[Rows from a figure dataset]
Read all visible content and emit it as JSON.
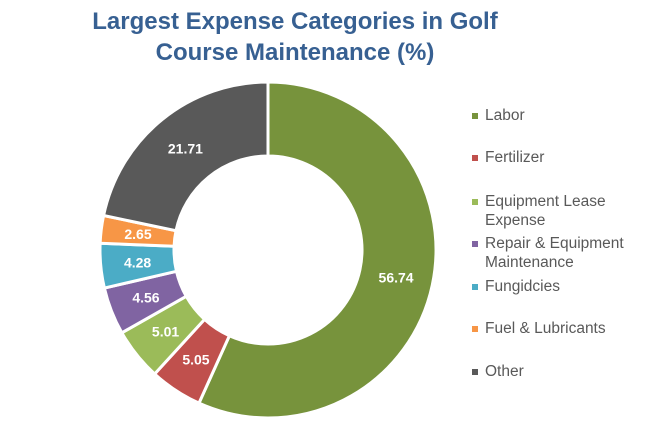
{
  "chart_data": {
    "type": "pie",
    "variant": "donut",
    "title": "Largest Expense Categories in Golf Course Maintenance (%)",
    "title_lines": [
      "Largest Expense Categories in Golf",
      "Course Maintenance (%)"
    ],
    "categories": [
      "Labor",
      "Fertilizer",
      "Equipment Lease Expense",
      "Repair & Equipment Maintenance",
      "Fungidcies",
      "Fuel & Lubricants",
      "Other"
    ],
    "legend_lines": [
      [
        "Labor"
      ],
      [
        "Fertilizer"
      ],
      [
        "Equipment Lease",
        "Expense"
      ],
      [
        "Repair & Equipment",
        "Maintenance"
      ],
      [
        "Fungidcies"
      ],
      [
        "Fuel & Lubricants"
      ],
      [
        "Other"
      ]
    ],
    "values": [
      56.74,
      5.05,
      5.01,
      4.56,
      4.28,
      2.65,
      21.71
    ],
    "data_labels": [
      "56.74",
      "5.05",
      "5.01",
      "4.56",
      "4.28",
      "2.65",
      "21.71"
    ],
    "colors": [
      "#77933C",
      "#C0504D",
      "#9BBB59",
      "#8064A2",
      "#4BACC6",
      "#F79646",
      "#595959"
    ],
    "legend_position": "right"
  }
}
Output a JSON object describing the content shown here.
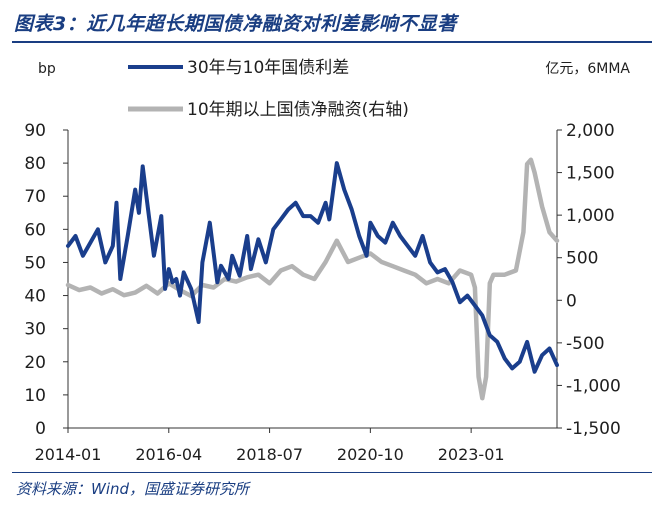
{
  "figure_title": "图表3：近几年超长期国债净融资对利差影响不显著",
  "source": "资料来源：Wind，国盛证券研究所",
  "chart_data": {
    "type": "line",
    "left_unit_label": "bp",
    "right_unit_label": "亿元，6MMA",
    "x_tick_labels": [
      "2014-01",
      "2016-04",
      "2018-07",
      "2020-10",
      "2023-01"
    ],
    "x_range": [
      "2014-01",
      "2024-12"
    ],
    "left_axis": {
      "min": 0,
      "max": 90,
      "ticks": [
        "0",
        "10",
        "20",
        "30",
        "40",
        "50",
        "60",
        "70",
        "80",
        "90"
      ]
    },
    "right_axis": {
      "min": -1500,
      "max": 2000,
      "ticks": [
        "2,000",
        "1,500",
        "1,000",
        "500",
        "0",
        "-500",
        "-1,000",
        "-1,500"
      ]
    },
    "grid": false,
    "legend_placement": "top",
    "series": [
      {
        "name": "30年与10年国债利差",
        "axis": "left",
        "color": "#1a3e8c",
        "x": [
          "2014-01",
          "2014-03",
          "2014-05",
          "2014-07",
          "2014-09",
          "2014-11",
          "2015-01",
          "2015-02",
          "2015-03",
          "2015-05",
          "2015-07",
          "2015-08",
          "2015-09",
          "2015-10",
          "2015-12",
          "2016-02",
          "2016-03",
          "2016-04",
          "2016-05",
          "2016-06",
          "2016-07",
          "2016-08",
          "2016-10",
          "2016-12",
          "2017-01",
          "2017-03",
          "2017-05",
          "2017-06",
          "2017-08",
          "2017-09",
          "2017-11",
          "2018-01",
          "2018-02",
          "2018-04",
          "2018-06",
          "2018-08",
          "2018-10",
          "2018-12",
          "2019-02",
          "2019-04",
          "2019-06",
          "2019-08",
          "2019-10",
          "2019-11",
          "2020-01",
          "2020-03",
          "2020-05",
          "2020-07",
          "2020-09",
          "2020-10",
          "2020-12",
          "2021-02",
          "2021-04",
          "2021-06",
          "2021-08",
          "2021-10",
          "2021-12",
          "2022-02",
          "2022-04",
          "2022-06",
          "2022-08",
          "2022-10",
          "2022-12",
          "2023-02",
          "2023-04",
          "2023-06",
          "2023-08",
          "2023-10",
          "2023-12",
          "2024-02",
          "2024-04",
          "2024-06",
          "2024-08",
          "2024-10",
          "2024-12"
        ],
        "y": [
          55,
          58,
          52,
          56,
          60,
          50,
          55,
          68,
          45,
          58,
          72,
          65,
          79,
          70,
          52,
          64,
          42,
          48,
          44,
          45,
          40,
          47,
          42,
          32,
          50,
          62,
          44,
          49,
          45,
          52,
          46,
          58,
          48,
          57,
          50,
          60,
          63,
          66,
          68,
          64,
          64,
          62,
          68,
          63,
          80,
          72,
          66,
          58,
          52,
          62,
          58,
          56,
          62,
          58,
          55,
          52,
          58,
          50,
          47,
          48,
          44,
          38,
          40,
          37,
          34,
          28,
          26,
          21,
          18,
          20,
          26,
          17,
          22,
          24,
          19
        ]
      },
      {
        "name": "10年期以上国债净融资(右轴)",
        "axis": "right",
        "color": "#b3b3b3",
        "x": [
          "2014-01",
          "2014-04",
          "2014-07",
          "2014-10",
          "2015-01",
          "2015-04",
          "2015-07",
          "2015-10",
          "2016-01",
          "2016-04",
          "2016-07",
          "2016-10",
          "2017-01",
          "2017-04",
          "2017-07",
          "2017-10",
          "2018-01",
          "2018-04",
          "2018-07",
          "2018-10",
          "2019-01",
          "2019-04",
          "2019-07",
          "2019-10",
          "2020-01",
          "2020-04",
          "2020-07",
          "2020-10",
          "2021-01",
          "2021-04",
          "2021-07",
          "2021-10",
          "2022-01",
          "2022-04",
          "2022-07",
          "2022-10",
          "2023-01",
          "2023-02",
          "2023-03",
          "2023-04",
          "2023-05",
          "2023-06",
          "2023-07",
          "2023-10",
          "2024-01",
          "2024-03",
          "2024-04",
          "2024-05",
          "2024-06",
          "2024-08",
          "2024-10",
          "2024-12"
        ],
        "y": [
          180,
          120,
          150,
          80,
          130,
          60,
          90,
          170,
          80,
          200,
          120,
          50,
          180,
          150,
          250,
          220,
          270,
          300,
          200,
          350,
          400,
          300,
          250,
          450,
          700,
          450,
          500,
          550,
          450,
          400,
          350,
          300,
          200,
          250,
          200,
          350,
          300,
          150,
          -900,
          -1150,
          -900,
          200,
          300,
          300,
          350,
          800,
          1600,
          1650,
          1500,
          1100,
          800,
          700
        ]
      }
    ]
  }
}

*The exercise*. Filter the records above for "Golf" and copy every matching line.

*Response below*.
    "title": "Largest Expense Categories in Golf Course Maintenance (%)",
      "Largest Expense Categories in Golf",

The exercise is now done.